[Collected data]
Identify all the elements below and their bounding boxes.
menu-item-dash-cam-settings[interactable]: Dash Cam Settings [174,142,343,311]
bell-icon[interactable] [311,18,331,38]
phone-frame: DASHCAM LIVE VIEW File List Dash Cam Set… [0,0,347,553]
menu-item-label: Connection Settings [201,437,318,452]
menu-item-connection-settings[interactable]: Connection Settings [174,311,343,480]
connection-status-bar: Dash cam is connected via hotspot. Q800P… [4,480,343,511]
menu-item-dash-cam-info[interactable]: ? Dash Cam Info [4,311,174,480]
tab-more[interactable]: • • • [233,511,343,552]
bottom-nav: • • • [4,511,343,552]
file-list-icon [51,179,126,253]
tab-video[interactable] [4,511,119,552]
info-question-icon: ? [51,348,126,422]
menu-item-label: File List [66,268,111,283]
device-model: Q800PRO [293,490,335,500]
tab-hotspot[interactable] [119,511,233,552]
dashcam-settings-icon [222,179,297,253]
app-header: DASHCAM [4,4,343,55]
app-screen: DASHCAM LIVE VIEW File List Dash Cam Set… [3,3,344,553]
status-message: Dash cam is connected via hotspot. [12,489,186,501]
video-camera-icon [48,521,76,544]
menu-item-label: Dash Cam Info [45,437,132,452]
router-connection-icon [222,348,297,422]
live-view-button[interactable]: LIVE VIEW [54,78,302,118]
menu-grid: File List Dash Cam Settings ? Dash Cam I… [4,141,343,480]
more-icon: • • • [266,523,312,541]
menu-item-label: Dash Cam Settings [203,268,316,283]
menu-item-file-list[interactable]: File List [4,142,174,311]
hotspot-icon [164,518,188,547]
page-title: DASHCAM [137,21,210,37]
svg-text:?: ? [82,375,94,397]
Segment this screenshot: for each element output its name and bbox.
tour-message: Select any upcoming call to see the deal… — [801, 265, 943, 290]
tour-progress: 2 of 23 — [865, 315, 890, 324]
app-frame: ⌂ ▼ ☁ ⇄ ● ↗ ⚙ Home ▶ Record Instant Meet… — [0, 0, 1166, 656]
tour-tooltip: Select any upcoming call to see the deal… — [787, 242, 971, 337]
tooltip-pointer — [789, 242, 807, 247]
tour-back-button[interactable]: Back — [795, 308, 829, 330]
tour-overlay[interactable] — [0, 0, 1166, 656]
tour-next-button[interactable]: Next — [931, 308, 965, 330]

▶ Problem statement:
Reproduce every one of the rows above, word for word and in the same order.

▶ Reply:
Identify all the elements below and their bounding boxes.
menu-item-dash-cam-settings[interactable]: Dash Cam Settings [174,142,343,311]
bell-icon[interactable] [311,18,331,38]
phone-frame: DASHCAM LIVE VIEW File List Dash Cam Set… [0,0,347,553]
menu-item-label: Connection Settings [201,437,318,452]
menu-item-connection-settings[interactable]: Connection Settings [174,311,343,480]
connection-status-bar: Dash cam is connected via hotspot. Q800P… [4,480,343,511]
menu-item-dash-cam-info[interactable]: ? Dash Cam Info [4,311,174,480]
tab-more[interactable]: • • • [233,511,343,552]
bottom-nav: • • • [4,511,343,552]
file-list-icon [51,179,126,253]
tab-video[interactable] [4,511,119,552]
info-question-icon: ? [51,348,126,422]
menu-item-label: File List [66,268,111,283]
device-model: Q800PRO [293,490,335,500]
tab-hotspot[interactable] [119,511,233,552]
dashcam-settings-icon [222,179,297,253]
app-header: DASHCAM [4,4,343,55]
app-screen: DASHCAM LIVE VIEW File List Dash Cam Set… [3,3,344,553]
status-message: Dash cam is connected via hotspot. [12,489,186,501]
video-camera-icon [48,521,76,544]
menu-item-label: Dash Cam Info [45,437,132,452]
router-connection-icon [222,348,297,422]
live-view-button[interactable]: LIVE VIEW [54,78,302,118]
menu-grid: File List Dash Cam Settings ? Dash Cam I… [4,141,343,480]
more-icon: • • • [266,523,312,541]
menu-item-label: Dash Cam Settings [203,268,316,283]
menu-item-file-list[interactable]: File List [4,142,174,311]
hotspot-icon [164,518,188,547]
page-title: DASHCAM [137,21,210,37]
svg-text:?: ? [82,375,94,397]
Segment this screenshot: for each element output its name and bbox.
tour-message: Select any upcoming call to see the deal… — [801, 265, 943, 290]
tour-progress: 2 of 23 — [865, 315, 890, 324]
app-frame: ⌂ ▼ ☁ ⇄ ● ↗ ⚙ Home ▶ Record Instant Meet… — [0, 0, 1166, 656]
tour-tooltip: Select any upcoming call to see the deal… — [787, 242, 971, 337]
tooltip-pointer — [789, 242, 807, 247]
tour-back-button[interactable]: Back — [795, 308, 829, 330]
tour-overlay[interactable] — [0, 0, 1166, 656]
tour-next-button[interactable]: Next — [931, 308, 965, 330]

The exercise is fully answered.